### AVAILABLE DATA
§ §

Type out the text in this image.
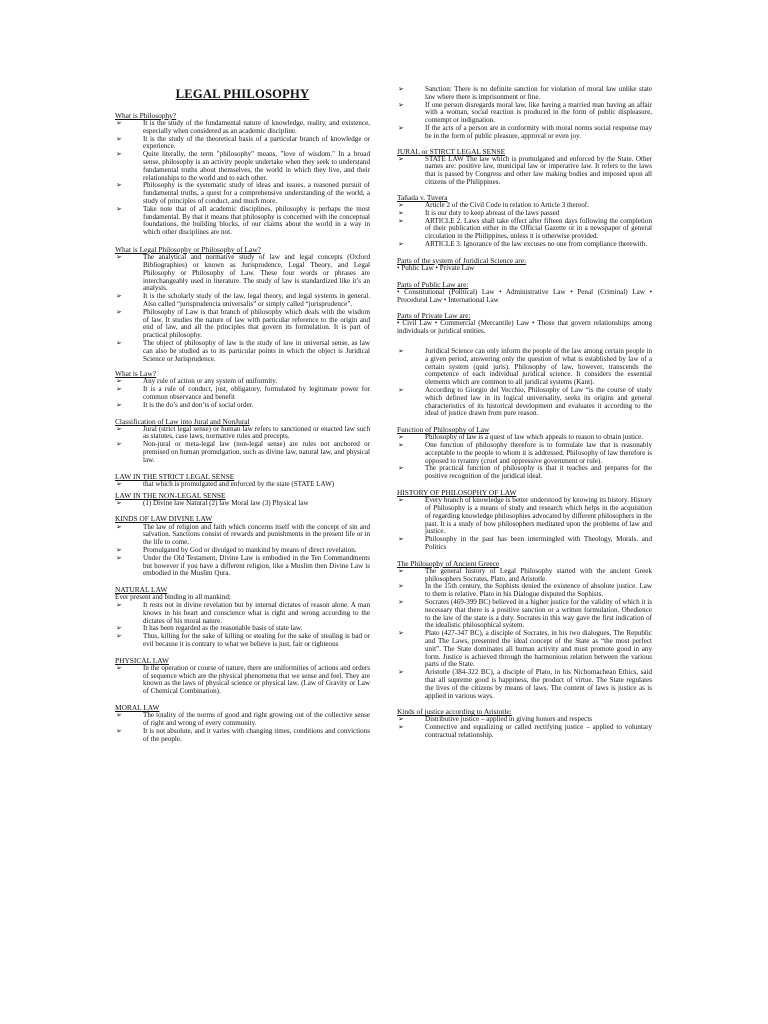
LEGAL PHILOSOPHY

What is Philosophy?

➢	It is the study of the fundamental nature of knowledge, reality, and existence, especially when considered as an academic discipline.
➢	It is the study of the theoretical basis of a particular branch of knowledge or experience.
➢	Quite literally, the term "philosophy" means, "love of wisdom." In a broad sense, philosophy is an activity people undertake when they seek to understand fundamental truths about themselves, the world in which they live, and their relationships to the world and to each other.
➢	Philosophy is the systematic study of ideas and issues, a reasoned pursuit of fundamental truths, a quest for a comprehensive understanding of the world, a study of principles of conduct, and much more.
➢	Take note that of all academic disciplines, philosophy is perhaps the most fundamental. By that it means that philosophy is concerned with the conceptual foundations, the building blocks, of our claims about the world in a way in which other disciplines are not.

What is Legal Philosophy or Philosophy of Law?

➢	The analytical and normative study of law and legal concepts (Oxford Bibliographies) or known as Jurisprudence, Legal Theory, and Legal Philosophy or Philosophy of Law. These four words or phrases are interchangeably used in literature. The study of law is standardized like it’s an analysis.
➢	It is the scholarly study of the law, legal theory, and legal systems in general. Also called “jurisprudencia universalis” or simply called “jurisprudence”.
➢	Philosophy of Law is that branch of philosophy which deals with the wisdom of law. It studies the nature of law with particular reference to the origin and end of law, and all the principles that govern its formulation. It is part of practical philosophy.
➢	The object of philosophy of law is the study of law in universal sense, as law can also be studied as to its particular points in which the object is Juridical Science or Jurisprudence.

What is Law?

➢	Any rule of action or any system of uniformity.
➢	It is a rule of conduct, just, obligatory, formulated by legitimate power for common observance and benefit
➢	It is the do’s and don’ts of social order.

Classification of Law into Jural and NonJural

➢	Jural (strict legal sense) or human law refers to sanctioned or enacted law such as statutes, case laws, normative rules and precepts.
➢	Non-jural or meta-legal law (non-legal sense) are rules not anchored or premised on human promulgation, such as divine law, natural law, and physical law.

LAW IN THE STRICT LEGAL SENSE

➢	that which is promulgated and enforced by the state (STATE LAW)

LAW IN THE NON-LEGAL SENSE

➢	(1) Divine law Natural (2) law Moral law (3) Physical law

KINDS OF LAW DIVINE LAW

➢	The law of religion and faith which concerns itself with the concept of sin and salvation. Sanctions consist of rewards and punishments in the present life or in the life to come.
➢	Promulgated by God or divulged to mankind by means of direct revelation.
➢	Under the Old Testament, Divine Law is embodied in the Ten Commandments but however if you have a different religion, like a Muslim then Divine Law is embodied in the Muslim Qura.

NATURAL LAW

Ever present and binding in all mankind;

➢	It rests not in divine revelation but by internal dictates of reason alone. A man knows in his heart and conscience what is right and wrong according to the dictates of his moral nature.
➢	It has been regarded as the reasonable basis of state law.
➢	Thus, killing for the sake of killing or stealing for the sake of stealing is bad or evil because it is contrary to what we believe is just, fair or righteous

PHYSICAL LAW

➢	In the operation or course of nature, there are uniformities of actions and orders of sequence which are the physical phenomena that we sense and feel. They are known as the laws of physical science or physical law. (Law of Gravity or Law of Chemical Combination).

MORAL LAW

➢	The totality of the norms of good and right growing out of the collective sense of right and wrong of every community.
➢	It is not absolute, and it varies with changing times, conditions and convictions of the people.
➢	Sanction: There is no definite sanction for violation of moral law unlike state law where there is imprisonment or fine.
➢	If one person disregards moral law, like having a married man having an affair with a woman, social reaction is produced in the form of public displeasure, contempt or indignation.
➢	If the acts of a person are in conformity with moral norms social response may be in the form of public pleasure, approval or even joy.

JURAL or STIRCT LEGAL SENSE

➢	STATE LAW The law which is promulgated and enforced by the State. Other names are: positive law, municipal law or imperative law. It refers to the laws that is passed by Congress and other law making bodies and imposed upon all citizens of the Philippines.

Tañada v. Tuvera

➢	Article 2 of the Civil Code in relation to Article 3 thereof.
➢	It is our duty to keep abreast of the laws passed
➢	ARTICLE 2. Laws shall take effect after fifteen days following the completion of their publication either in the Official Gazette or in a newspaper of general circulation in the Philippines, unless it is otherwise provided.
➢	ARTICLE 3. Ignorance of the law excuses no one from compliance therewith.

Parts of the system of Juridical Science are:

• Public Law • Private Law

Parts of Public Law are:

• Constitutional (Political) Law • Administrative Law • Penal (Criminal) Law • Procedural Law • International Law

Parts of Private Law are:

• Civil Law • Commercial (Mercantile) Law • Those that govern relationships among individuals or juridical entities.

➢	Juridical Science can only inform the people of the law among certain people in a given period, answering only the question of what is established by law of a certain system (quid juris). Philosophy of law, however, transcends the competence of each individual juridical science. It considers the essential elements which are common to all juridical systems (Kant).
➢	According to Giorgio del Vecchio, Philosophy of Law “is the course of study which defined law in its logical universality, seeks its origins and general characteristics of its historical development and evaluates it according to the ideal of justice drawn from pure reason.

Function of Philosophy of Law

➢	Philosophy of law is a quest of law which appeals to reason to obtain justice.
➢	One function of philosophy therefore is to formulate law that is reasonably acceptable to the people to whom it is addressed. Philosophy of law therefore is opposed to tyranny (cruel and oppressive government or rule).
➢	The practical function of philosophy is that it teaches and prepares for the positive recognition of the juridical ideal.

HISTORY OF PHILOSOPHY OF LAW

➢	Every branch of knowledge is better understood by knowing its history. History of Philosophy is a means of study and research which helps in the acquisition of regarding knowledge philosophies advocated by different philosophers in the past. It is a study of how philosophers meditated upon the problems of law and justice.
➢	Philosophy in the past has been intermingled with Theology, Morals, and Politics

The Philosophy of Ancient Greece

➢	The general history of Legal Philosophy started with the ancient Greek philosophers Socrates, Plato, and Aristotle.
➢	In the 15th century, the Sophists denied the existence of absolute justice. Law to them is relative. Plato in his Dialogue disputed the Sophists.
➢	Socrates (469-399 BC) believed in a higher justice for the validity of which it is necessary that there is a positive sanction or a written formulation. Obedience to the law of the state is a duty. Socrates in this way gave the first indication of the idealistic philosophical system.
➢	Plato (427-347 BC), a disciple of Socrates, in his two dialogues, The Republic and The Laws, presented the ideal concept of the State as “the most perfect unit”. The State dominates all human activity and must promote good in any form. Justice is achieved through the harmonious relation between the various parts of the State.
➢	Aristotle (384-322 BC), a disciple of Plato, in his Nichomachean Ethics, said that all supreme good is happiness, the product of virtue. The State regulates the lives of the citizens by means of laws. The content of laws is justice as is applied in various ways.

Kinds of justice according to Aristotle:

➢	Distributive justice – applied in giving honors and respects
➢	Connective and equalizing or called rectifying justice – applied to voluntary contractual relationship.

§ §

### AIM
Work through the records above line by line and count those that hold the string "this". Give only the result.

### SOLUTION
2